#### GIVEN INSTRUCTION:
From the entries below, extract every line that includes the word "ANGELES".

#### GIVEN RECORDS:
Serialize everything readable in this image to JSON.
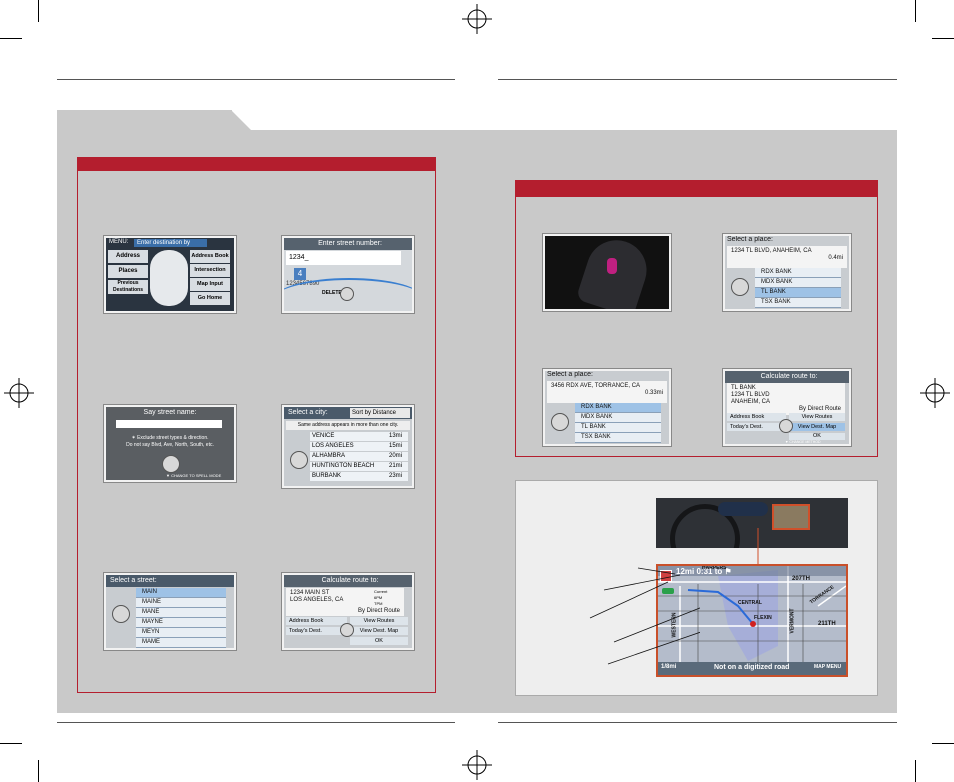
{
  "screens": {
    "menu": {
      "header": "MENU:",
      "tab": "Enter destination by",
      "left_items": [
        "Address",
        "Places",
        "Previous Destinations"
      ],
      "right_items": [
        "Address Book",
        "Intersection",
        "Map Input",
        "Go Home"
      ]
    },
    "street_number": {
      "title": "Enter street number:",
      "value": "1234_",
      "highlight": "4",
      "digits": "1234567890",
      "delete": "DELETE"
    },
    "say_street": {
      "title": "Say street name:",
      "hint1": "✶ Exclude street types & direction.",
      "hint2": "Do not say Blvd, Ave, North, South, etc.",
      "hint3": "▼ CHANGE TO SPELL MODE"
    },
    "select_city": {
      "title": "Select a city:",
      "sort": "Sort by Distance",
      "subtitle": "Same address appears in more than one city.",
      "cities": [
        {
          "name": "VENICE",
          "dist": "13mi"
        },
        {
          "name": "LOS ANGELES",
          "dist": "15mi"
        },
        {
          "name": "ALHAMBRA",
          "dist": "20mi"
        },
        {
          "name": "HUNTINGTON BEACH",
          "dist": "21mi"
        },
        {
          "name": "BURBANK",
          "dist": "23mi"
        }
      ]
    },
    "select_street": {
      "title": "Select a street:",
      "streets": [
        "MAIN",
        "MAINE",
        "MANE",
        "MAYNE",
        "MEYN",
        "MAME"
      ]
    },
    "calc_route_1": {
      "title": "Calculate route to:",
      "address1": "1234 MAIN ST",
      "address2": "LOS ANGELES, CA",
      "by": "By Direct Route",
      "left": [
        "Address Book",
        "Today's Dest."
      ],
      "right": [
        "View Routes",
        "View Dest. Map",
        "OK"
      ],
      "side": [
        "Current",
        "6PM",
        "TPM"
      ]
    },
    "select_place_1": {
      "title": "Select a place:",
      "address": "1234 TL BLVD, ANAHEIM, CA",
      "dist": "0.4mi",
      "places": [
        "RDX BANK",
        "MDX BANK",
        "TL BANK",
        "TSX BANK"
      ]
    },
    "select_place_2": {
      "title": "Select a place:",
      "address": "3456 RDX AVE, TORRANCE, CA",
      "dist": "0.33mi",
      "places": [
        "RDX BANK",
        "MDX BANK",
        "TL BANK",
        "TSX BANK"
      ]
    },
    "calc_route_2": {
      "title": "Calculate route to:",
      "address1": "TL BANK",
      "address2": "1234 TL BLVD",
      "address3": "ANAHEIM, CA",
      "by": "By Direct Route",
      "left": [
        "Address Book",
        "Today's Dest."
      ],
      "right": [
        "View Routes",
        "View Dest. Map",
        "OK"
      ],
      "footer": "▼ CHANGE METHOD"
    },
    "map": {
      "eta": "12mi 0:31 to ⚑",
      "streets": [
        "HARPERS",
        "207TH",
        "CENTRAL",
        "FLEXIN",
        "TORRANCE",
        "211TH",
        "WESTERN",
        "VERMONT"
      ],
      "scale": "1/8mi",
      "status": "Not on a digitized road",
      "menu": "MAP MENU"
    }
  }
}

#### ANSWER FOR THIS EXERCISE:
          "name": "LOS ANGELES",
      "address2": "LOS ANGELES, CA",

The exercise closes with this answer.